[EXERCISE OBJECTIVE]
In the listing that follows, count each line where the word "以下简称甲方" appears; write nothing but the count.

[RECORDS TO PROCESS]
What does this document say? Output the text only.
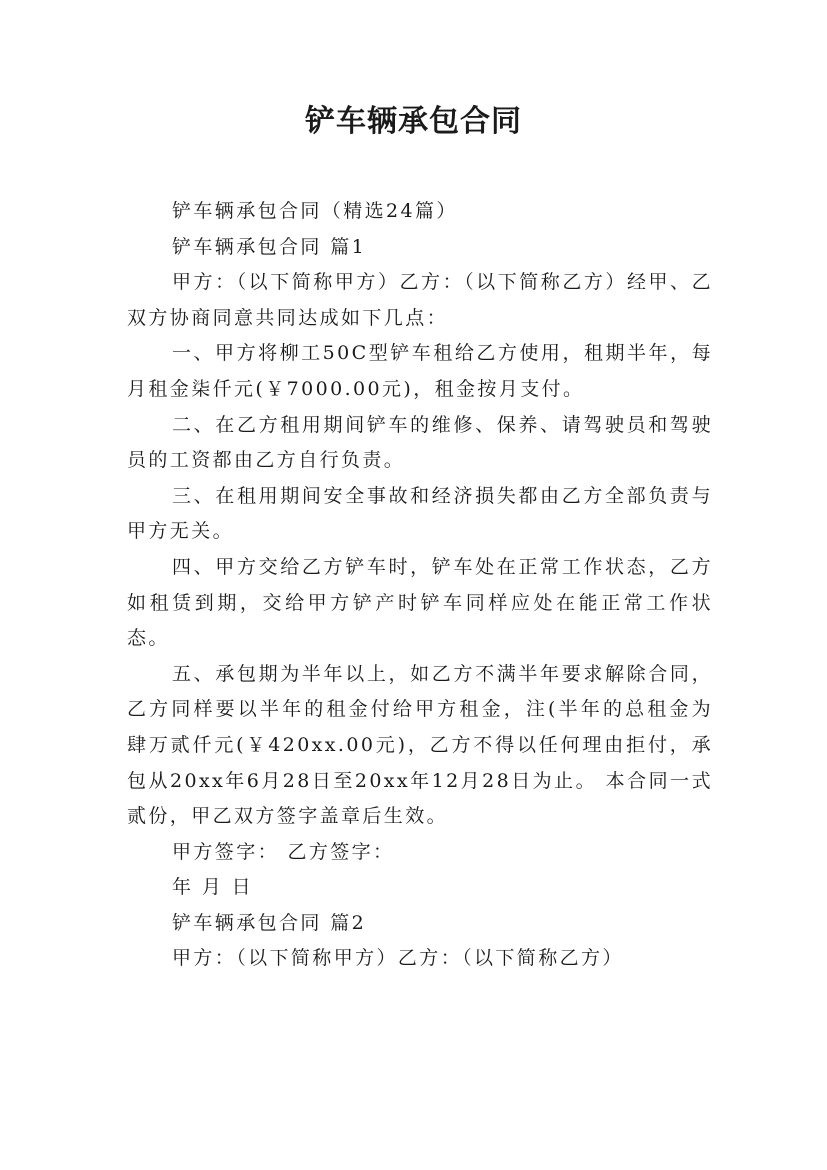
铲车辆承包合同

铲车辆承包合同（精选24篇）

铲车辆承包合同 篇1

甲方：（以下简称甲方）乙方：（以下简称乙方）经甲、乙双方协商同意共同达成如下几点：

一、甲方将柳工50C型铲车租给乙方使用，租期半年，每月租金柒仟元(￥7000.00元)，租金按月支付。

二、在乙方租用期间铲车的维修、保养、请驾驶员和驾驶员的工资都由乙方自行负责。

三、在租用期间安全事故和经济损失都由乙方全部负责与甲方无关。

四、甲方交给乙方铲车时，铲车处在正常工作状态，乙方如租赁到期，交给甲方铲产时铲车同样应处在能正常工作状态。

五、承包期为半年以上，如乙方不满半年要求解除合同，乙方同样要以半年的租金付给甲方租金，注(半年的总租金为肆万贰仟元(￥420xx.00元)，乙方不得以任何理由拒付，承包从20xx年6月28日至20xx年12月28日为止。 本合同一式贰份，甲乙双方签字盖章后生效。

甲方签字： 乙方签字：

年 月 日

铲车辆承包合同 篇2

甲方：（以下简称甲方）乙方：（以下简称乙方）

--

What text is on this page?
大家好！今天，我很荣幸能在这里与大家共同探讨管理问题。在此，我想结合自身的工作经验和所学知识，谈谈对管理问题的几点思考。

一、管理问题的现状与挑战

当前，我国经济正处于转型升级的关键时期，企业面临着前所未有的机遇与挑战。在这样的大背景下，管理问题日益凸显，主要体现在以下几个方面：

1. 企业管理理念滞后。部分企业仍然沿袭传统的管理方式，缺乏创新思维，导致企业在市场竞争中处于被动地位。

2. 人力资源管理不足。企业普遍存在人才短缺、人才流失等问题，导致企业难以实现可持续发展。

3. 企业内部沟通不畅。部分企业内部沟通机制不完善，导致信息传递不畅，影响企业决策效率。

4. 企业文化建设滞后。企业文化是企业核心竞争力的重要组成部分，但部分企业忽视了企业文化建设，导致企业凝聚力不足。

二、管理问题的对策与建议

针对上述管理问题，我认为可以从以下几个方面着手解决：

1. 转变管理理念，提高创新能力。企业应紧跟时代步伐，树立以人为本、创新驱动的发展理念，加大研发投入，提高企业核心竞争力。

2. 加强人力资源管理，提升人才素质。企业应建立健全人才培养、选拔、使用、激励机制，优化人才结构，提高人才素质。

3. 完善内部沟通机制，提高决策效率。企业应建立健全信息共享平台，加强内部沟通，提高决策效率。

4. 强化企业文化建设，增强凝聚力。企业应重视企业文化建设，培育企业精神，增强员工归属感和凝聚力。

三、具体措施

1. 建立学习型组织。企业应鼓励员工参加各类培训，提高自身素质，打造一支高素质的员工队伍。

[EXERCISE RESULT]
2